▶ _What you will do_
Reproduce all of the listing below without alteration.

▶ _Provided material_
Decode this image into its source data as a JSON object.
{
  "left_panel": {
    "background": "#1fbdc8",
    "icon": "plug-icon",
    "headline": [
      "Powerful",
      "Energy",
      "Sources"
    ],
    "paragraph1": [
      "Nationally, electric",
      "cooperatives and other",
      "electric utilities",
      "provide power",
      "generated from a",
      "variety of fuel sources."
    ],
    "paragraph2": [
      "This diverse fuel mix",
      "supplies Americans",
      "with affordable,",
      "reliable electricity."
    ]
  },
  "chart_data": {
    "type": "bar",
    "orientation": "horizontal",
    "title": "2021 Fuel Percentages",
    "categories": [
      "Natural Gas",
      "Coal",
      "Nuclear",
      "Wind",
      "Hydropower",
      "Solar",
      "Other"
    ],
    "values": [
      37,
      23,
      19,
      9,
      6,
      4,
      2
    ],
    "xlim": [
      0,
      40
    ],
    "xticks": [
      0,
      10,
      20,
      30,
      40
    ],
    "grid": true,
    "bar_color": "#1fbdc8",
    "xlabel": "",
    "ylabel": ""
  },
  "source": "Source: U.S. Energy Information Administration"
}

▶ _Expected output_
Decode this image into its source data as a JSON object.
{
  "left_panel": {
    "background": "#1fbdc8",
    "icon": "plug-icon",
    "headline": [
      "Powerful",
      "Energy",
      "Sources"
    ],
    "paragraph1": [
      "Nationally, electric",
      "cooperatives and other",
      "electric utilities",
      "provide power",
      "generated from a",
      "variety of fuel sources."
    ],
    "paragraph2": [
      "This diverse fuel mix",
      "supplies Americans",
      "with affordable,",
      "reliable electricity."
    ]
  },
  "chart_data": {
    "type": "bar",
    "orientation": "horizontal",
    "title": "2021 Fuel Percentages",
    "categories": [
      "Natural Gas",
      "Coal",
      "Nuclear",
      "Wind",
      "Hydropower",
      "Solar",
      "Other"
    ],
    "values": [
      37,
      23,
      19,
      9,
      6,
      4,
      2
    ],
    "xlim": [
      0,
      40
    ],
    "xticks": [
      0,
      10,
      20,
      30,
      40
    ],
    "grid": true,
    "bar_color": "#1fbdc8",
    "xlabel": "",
    "ylabel": ""
  },
  "source": "Source: U.S. Energy Information Administration"
}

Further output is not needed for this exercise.